◆ EXERCISE
Output every line below without omitting or altering anything.

◆ STORED DATA
+ + +

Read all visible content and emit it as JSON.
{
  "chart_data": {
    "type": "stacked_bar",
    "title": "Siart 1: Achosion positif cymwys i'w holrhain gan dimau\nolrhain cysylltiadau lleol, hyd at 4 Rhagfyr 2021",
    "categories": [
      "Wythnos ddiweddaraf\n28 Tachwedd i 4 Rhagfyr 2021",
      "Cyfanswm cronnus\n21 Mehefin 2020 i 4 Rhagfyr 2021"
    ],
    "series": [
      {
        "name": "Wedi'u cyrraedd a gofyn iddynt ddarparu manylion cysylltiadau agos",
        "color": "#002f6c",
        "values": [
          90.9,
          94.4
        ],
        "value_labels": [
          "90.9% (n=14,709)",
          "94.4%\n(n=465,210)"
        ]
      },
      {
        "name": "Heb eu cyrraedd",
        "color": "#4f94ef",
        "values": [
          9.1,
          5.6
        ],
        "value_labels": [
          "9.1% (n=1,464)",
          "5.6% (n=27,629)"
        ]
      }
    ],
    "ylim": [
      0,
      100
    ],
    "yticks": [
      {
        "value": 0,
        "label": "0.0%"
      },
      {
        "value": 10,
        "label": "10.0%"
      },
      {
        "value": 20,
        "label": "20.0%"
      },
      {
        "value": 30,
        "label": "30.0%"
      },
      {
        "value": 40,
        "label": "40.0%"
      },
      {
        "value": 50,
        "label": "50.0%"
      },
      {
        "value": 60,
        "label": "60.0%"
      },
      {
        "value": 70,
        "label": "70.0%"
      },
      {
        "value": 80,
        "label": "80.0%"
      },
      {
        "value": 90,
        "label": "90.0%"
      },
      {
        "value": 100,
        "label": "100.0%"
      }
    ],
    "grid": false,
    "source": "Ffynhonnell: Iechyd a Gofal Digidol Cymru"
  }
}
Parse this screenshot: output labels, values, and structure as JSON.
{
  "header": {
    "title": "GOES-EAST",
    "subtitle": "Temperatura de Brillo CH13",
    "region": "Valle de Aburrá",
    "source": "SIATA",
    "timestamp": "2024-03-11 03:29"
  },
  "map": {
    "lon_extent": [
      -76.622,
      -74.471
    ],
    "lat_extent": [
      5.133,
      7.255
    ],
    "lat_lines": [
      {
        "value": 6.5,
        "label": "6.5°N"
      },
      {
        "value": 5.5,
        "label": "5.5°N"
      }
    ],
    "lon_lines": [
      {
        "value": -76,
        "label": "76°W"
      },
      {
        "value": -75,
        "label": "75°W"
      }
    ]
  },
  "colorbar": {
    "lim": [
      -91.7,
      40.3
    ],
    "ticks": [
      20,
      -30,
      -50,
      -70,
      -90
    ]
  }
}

+ + +

◆ WRITTEN RESPONSE
Read all visible content and emit it as JSON.
{
  "chart_data": {
    "type": "stacked_bar",
    "title": "Siart 1: Achosion positif cymwys i'w holrhain gan dimau\nolrhain cysylltiadau lleol, hyd at 4 Rhagfyr 2021",
    "categories": [
      "Wythnos ddiweddaraf\n28 Tachwedd i 4 Rhagfyr 2021",
      "Cyfanswm cronnus\n21 Mehefin 2020 i 4 Rhagfyr 2021"
    ],
    "series": [
      {
        "name": "Wedi'u cyrraedd a gofyn iddynt ddarparu manylion cysylltiadau agos",
        "color": "#002f6c",
        "values": [
          90.9,
          94.4
        ],
        "value_labels": [
          "90.9% (n=14,709)",
          "94.4%\n(n=465,210)"
        ]
      },
      {
        "name": "Heb eu cyrraedd",
        "color": "#4f94ef",
        "values": [
          9.1,
          5.6
        ],
        "value_labels": [
          "9.1% (n=1,464)",
          "5.6% (n=27,629)"
        ]
      }
    ],
    "ylim": [
      0,
      100
    ],
    "yticks": [
      {
        "value": 0,
        "label": "0.0%"
      },
      {
        "value": 10,
        "label": "10.0%"
      },
      {
        "value": 20,
        "label": "20.0%"
      },
      {
        "value": 30,
        "label": "30.0%"
      },
      {
        "value": 40,
        "label": "40.0%"
      },
      {
        "value": 50,
        "label": "50.0%"
      },
      {
        "value": 60,
        "label": "60.0%"
      },
      {
        "value": 70,
        "label": "70.0%"
      },
      {
        "value": 80,
        "label": "80.0%"
      },
      {
        "value": 90,
        "label": "90.0%"
      },
      {
        "value": 100,
        "label": "100.0%"
      }
    ],
    "grid": false,
    "source": "Ffynhonnell: Iechyd a Gofal Digidol Cymru"
  }
}
Parse this screenshot: output labels, values, and structure as JSON.
{
  "header": {
    "title": "GOES-EAST",
    "subtitle": "Temperatura de Brillo CH13",
    "region": "Valle de Aburrá",
    "source": "SIATA",
    "timestamp": "2024-03-11 03:29"
  },
  "map": {
    "lon_extent": [
      -76.622,
      -74.471
    ],
    "lat_extent": [
      5.133,
      7.255
    ],
    "lat_lines": [
      {
        "value": 6.5,
        "label": "6.5°N"
      },
      {
        "value": 5.5,
        "label": "5.5°N"
      }
    ],
    "lon_lines": [
      {
        "value": -76,
        "label": "76°W"
      },
      {
        "value": -75,
        "label": "75°W"
      }
    ]
  },
  "colorbar": {
    "lim": [
      -91.7,
      40.3
    ],
    "ticks": [
      20,
      -30,
      -50,
      -70,
      -90
    ]
  }
}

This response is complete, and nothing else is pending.